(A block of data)
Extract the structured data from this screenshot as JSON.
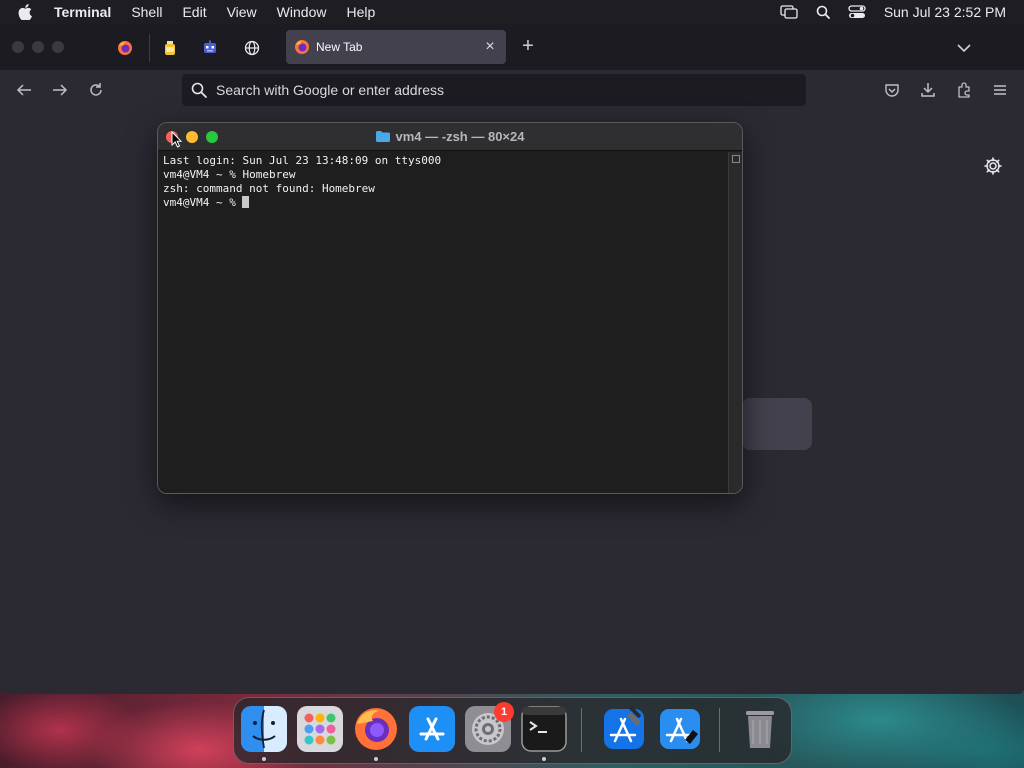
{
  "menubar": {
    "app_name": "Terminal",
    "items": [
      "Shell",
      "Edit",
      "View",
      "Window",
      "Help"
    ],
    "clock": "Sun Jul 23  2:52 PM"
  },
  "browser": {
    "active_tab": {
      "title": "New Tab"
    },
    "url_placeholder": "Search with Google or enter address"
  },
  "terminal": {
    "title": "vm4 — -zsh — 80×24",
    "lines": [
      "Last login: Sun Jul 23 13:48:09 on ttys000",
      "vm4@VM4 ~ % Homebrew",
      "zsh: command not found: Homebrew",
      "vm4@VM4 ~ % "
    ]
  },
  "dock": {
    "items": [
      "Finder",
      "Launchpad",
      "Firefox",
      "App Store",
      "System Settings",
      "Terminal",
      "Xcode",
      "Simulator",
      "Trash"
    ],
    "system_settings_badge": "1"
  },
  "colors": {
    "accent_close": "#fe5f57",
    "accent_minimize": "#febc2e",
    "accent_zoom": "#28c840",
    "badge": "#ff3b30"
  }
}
...
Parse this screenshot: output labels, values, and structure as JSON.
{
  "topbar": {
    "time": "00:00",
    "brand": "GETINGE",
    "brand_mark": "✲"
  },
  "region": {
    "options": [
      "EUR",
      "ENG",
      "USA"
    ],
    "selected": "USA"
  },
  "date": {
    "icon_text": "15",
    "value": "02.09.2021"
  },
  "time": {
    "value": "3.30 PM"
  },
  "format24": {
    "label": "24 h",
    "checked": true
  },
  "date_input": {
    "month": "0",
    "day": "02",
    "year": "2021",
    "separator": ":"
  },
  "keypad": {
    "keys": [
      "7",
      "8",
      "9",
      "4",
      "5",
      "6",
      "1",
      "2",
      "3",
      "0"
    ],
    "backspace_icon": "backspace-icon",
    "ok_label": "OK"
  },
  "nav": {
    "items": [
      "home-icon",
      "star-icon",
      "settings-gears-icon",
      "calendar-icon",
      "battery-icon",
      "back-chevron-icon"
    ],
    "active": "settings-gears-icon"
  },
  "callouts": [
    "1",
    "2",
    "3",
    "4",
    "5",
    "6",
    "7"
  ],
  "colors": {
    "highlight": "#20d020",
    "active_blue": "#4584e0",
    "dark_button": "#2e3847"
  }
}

● **PROBLEM DESCRIPTION**
Pull out all lines from the entries above in which the word "screenshot" appears.

● **FULL OUTPUT**
Extract the structured data from this screenshot as JSON.
Parse this screenshot: output labels, values, and structure as JSON.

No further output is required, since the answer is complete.